Please update the records from the line with "bar-segment bbox=[177, 628, 256, 683]" to the line with "bar-segment bbox=[350, 414, 428, 514]" by changing "legend-key" to "legend-swatch" and keeping everything else the same. Return only those lines.
[start of Entries shown]
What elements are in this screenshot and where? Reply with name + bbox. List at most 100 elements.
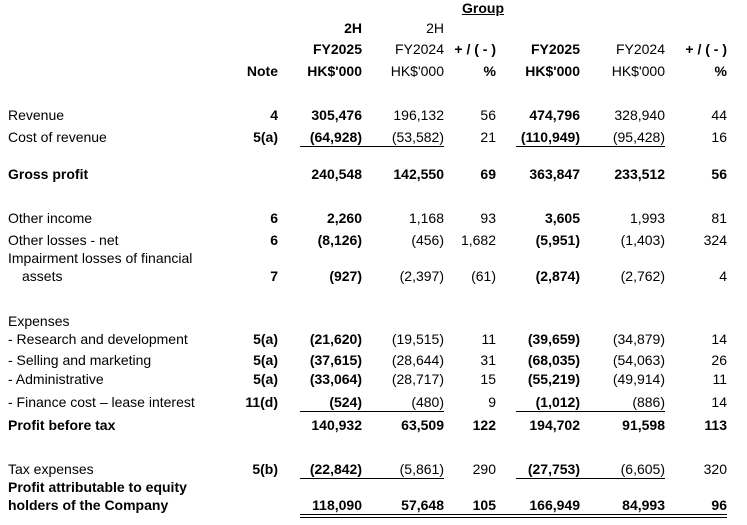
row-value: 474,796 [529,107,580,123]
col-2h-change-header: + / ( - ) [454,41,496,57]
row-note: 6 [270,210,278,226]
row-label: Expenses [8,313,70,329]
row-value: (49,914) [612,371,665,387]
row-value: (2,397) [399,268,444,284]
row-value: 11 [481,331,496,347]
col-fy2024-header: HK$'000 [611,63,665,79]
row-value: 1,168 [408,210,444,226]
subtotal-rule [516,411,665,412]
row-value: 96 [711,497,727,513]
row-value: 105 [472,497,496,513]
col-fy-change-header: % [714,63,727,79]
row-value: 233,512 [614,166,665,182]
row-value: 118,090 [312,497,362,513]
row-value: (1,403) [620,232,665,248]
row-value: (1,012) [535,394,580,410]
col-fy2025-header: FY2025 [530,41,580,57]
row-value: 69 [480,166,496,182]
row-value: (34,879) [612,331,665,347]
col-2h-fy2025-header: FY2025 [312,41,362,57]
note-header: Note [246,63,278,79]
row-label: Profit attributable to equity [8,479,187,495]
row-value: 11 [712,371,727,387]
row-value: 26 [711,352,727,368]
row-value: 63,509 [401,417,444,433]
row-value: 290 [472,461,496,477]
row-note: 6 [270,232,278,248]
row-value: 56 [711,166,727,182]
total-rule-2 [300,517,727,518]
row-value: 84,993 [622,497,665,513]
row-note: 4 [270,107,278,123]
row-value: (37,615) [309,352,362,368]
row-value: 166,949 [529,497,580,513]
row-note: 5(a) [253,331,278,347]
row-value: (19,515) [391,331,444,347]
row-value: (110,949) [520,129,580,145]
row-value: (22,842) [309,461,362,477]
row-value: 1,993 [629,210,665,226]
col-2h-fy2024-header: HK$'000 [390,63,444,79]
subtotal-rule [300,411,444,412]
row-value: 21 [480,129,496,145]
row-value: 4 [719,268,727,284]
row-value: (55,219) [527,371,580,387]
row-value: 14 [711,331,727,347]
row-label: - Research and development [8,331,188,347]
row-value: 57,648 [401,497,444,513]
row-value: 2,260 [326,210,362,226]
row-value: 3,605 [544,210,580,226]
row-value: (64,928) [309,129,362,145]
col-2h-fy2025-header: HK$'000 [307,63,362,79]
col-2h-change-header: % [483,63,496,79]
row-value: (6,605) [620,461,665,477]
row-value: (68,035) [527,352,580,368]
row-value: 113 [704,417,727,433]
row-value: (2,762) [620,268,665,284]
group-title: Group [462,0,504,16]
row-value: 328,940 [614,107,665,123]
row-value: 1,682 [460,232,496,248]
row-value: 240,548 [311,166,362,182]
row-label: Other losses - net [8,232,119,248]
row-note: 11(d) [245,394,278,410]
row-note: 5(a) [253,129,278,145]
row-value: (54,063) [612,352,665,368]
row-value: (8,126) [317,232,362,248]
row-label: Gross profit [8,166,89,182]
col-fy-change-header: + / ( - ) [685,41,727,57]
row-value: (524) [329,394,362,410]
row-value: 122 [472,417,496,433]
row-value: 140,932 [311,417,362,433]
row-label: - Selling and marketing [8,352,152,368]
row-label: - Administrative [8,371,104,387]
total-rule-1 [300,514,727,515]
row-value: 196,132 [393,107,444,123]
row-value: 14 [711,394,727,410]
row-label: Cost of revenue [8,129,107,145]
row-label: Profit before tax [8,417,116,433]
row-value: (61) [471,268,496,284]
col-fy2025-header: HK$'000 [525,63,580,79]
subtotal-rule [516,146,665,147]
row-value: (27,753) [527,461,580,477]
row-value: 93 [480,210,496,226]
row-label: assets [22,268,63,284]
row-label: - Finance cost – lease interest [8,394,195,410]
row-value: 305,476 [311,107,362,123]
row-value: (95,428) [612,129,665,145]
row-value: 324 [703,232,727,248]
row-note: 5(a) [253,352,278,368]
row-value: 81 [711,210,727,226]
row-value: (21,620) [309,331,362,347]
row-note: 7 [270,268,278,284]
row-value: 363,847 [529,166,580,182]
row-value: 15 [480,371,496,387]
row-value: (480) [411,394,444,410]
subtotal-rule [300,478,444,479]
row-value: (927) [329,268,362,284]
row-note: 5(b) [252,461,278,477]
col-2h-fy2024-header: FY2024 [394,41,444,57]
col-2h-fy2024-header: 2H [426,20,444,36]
[end of Entries shown]
[start of Entries shown]
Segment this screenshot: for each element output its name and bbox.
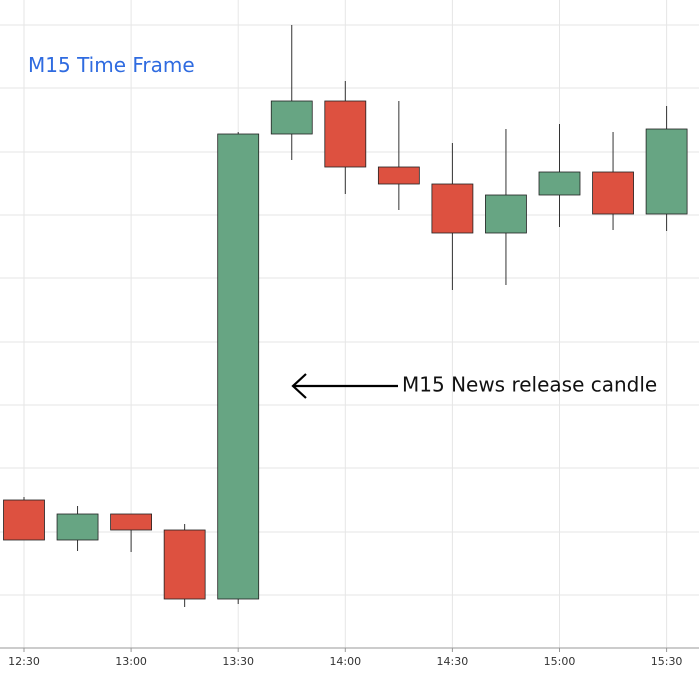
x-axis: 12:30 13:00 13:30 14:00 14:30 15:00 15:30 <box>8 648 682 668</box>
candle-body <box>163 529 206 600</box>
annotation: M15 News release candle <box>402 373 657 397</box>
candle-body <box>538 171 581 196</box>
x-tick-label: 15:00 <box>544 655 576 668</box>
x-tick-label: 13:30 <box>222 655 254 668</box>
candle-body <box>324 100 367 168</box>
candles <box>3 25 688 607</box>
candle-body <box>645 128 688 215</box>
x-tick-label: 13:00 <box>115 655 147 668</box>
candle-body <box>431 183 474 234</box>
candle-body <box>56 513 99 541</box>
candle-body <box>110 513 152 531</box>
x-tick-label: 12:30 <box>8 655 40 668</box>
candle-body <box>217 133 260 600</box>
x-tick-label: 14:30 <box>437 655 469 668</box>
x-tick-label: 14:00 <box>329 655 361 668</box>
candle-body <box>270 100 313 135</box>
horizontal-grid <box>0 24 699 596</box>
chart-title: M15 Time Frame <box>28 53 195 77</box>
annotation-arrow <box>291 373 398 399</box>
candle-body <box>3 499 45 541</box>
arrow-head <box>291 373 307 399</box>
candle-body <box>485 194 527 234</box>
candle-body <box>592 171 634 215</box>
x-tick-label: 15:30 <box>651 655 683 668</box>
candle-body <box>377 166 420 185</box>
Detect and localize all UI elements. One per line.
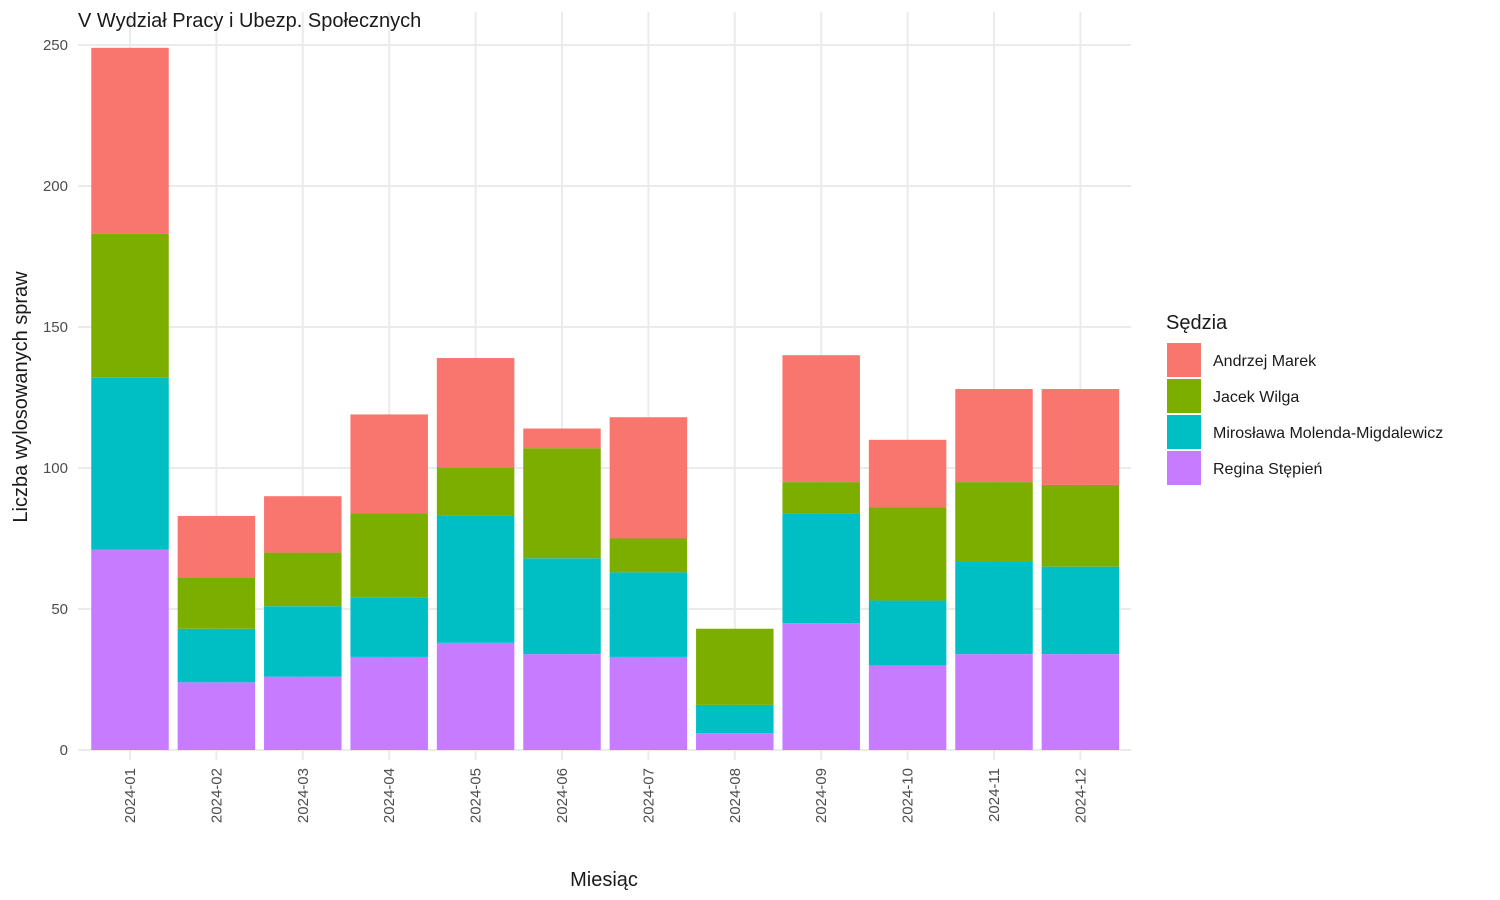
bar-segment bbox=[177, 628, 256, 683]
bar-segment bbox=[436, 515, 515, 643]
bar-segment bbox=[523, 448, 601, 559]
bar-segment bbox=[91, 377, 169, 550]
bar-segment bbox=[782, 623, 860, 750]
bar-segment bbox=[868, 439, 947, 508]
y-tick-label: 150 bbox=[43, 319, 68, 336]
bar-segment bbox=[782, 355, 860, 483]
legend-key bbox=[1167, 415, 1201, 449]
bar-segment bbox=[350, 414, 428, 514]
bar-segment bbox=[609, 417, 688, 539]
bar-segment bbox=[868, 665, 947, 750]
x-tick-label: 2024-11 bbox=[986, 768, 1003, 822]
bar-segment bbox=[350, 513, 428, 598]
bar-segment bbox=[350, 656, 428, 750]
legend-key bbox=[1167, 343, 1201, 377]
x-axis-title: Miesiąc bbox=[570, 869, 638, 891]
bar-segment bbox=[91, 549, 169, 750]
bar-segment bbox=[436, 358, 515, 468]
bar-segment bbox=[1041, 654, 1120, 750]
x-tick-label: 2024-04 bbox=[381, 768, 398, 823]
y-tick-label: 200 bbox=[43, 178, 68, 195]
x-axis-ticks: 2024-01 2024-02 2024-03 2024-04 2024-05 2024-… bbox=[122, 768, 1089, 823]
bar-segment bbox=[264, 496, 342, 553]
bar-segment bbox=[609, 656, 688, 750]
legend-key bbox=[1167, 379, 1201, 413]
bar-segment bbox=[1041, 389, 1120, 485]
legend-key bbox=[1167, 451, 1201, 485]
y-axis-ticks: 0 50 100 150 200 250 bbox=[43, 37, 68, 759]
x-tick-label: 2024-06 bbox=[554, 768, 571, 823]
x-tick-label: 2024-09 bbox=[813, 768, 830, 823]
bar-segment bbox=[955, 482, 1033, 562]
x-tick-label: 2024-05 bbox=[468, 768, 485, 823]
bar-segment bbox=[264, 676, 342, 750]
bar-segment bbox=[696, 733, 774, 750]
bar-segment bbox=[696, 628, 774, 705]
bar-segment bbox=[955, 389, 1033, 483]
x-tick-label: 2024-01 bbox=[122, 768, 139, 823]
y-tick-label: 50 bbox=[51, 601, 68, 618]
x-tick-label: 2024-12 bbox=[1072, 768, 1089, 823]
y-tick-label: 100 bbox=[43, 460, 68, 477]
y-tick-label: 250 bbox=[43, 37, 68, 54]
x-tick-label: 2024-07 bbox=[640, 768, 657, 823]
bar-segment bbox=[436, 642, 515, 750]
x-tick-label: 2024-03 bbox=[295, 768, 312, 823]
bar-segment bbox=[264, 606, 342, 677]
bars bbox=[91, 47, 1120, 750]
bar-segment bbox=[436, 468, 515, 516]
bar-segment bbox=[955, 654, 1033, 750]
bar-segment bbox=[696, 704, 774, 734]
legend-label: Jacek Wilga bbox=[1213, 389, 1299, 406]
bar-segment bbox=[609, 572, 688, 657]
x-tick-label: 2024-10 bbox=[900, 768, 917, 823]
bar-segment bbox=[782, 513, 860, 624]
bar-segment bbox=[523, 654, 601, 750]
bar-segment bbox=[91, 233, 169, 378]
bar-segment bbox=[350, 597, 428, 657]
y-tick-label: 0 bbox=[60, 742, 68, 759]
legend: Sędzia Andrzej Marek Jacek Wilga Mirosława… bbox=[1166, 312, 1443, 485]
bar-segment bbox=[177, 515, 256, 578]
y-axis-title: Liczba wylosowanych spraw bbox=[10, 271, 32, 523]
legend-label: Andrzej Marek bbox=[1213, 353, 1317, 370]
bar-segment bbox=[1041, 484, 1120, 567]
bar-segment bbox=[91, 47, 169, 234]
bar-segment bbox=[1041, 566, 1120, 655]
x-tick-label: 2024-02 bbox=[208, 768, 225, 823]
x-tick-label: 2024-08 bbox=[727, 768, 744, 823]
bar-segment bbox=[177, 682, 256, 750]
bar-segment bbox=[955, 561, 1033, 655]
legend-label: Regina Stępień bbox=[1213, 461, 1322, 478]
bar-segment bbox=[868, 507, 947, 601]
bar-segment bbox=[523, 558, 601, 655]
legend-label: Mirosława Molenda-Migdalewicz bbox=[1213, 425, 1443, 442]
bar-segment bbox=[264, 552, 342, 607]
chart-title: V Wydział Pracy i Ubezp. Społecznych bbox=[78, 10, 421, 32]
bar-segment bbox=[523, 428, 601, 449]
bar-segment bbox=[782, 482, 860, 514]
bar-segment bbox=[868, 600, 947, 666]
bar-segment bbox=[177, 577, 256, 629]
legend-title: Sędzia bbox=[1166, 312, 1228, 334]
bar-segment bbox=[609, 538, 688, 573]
[end of Entries shown]
# Full output:
bar-segment bbox=[177, 628, 256, 683]
bar-segment bbox=[436, 515, 515, 643]
bar-segment bbox=[523, 448, 601, 559]
bar-segment bbox=[91, 377, 169, 550]
bar-segment bbox=[782, 623, 860, 750]
bar-segment bbox=[868, 439, 947, 508]
y-tick-label: 150 bbox=[43, 319, 68, 336]
bar-segment bbox=[782, 355, 860, 483]
legend-swatch bbox=[1167, 415, 1201, 449]
bar-segment bbox=[350, 414, 428, 514]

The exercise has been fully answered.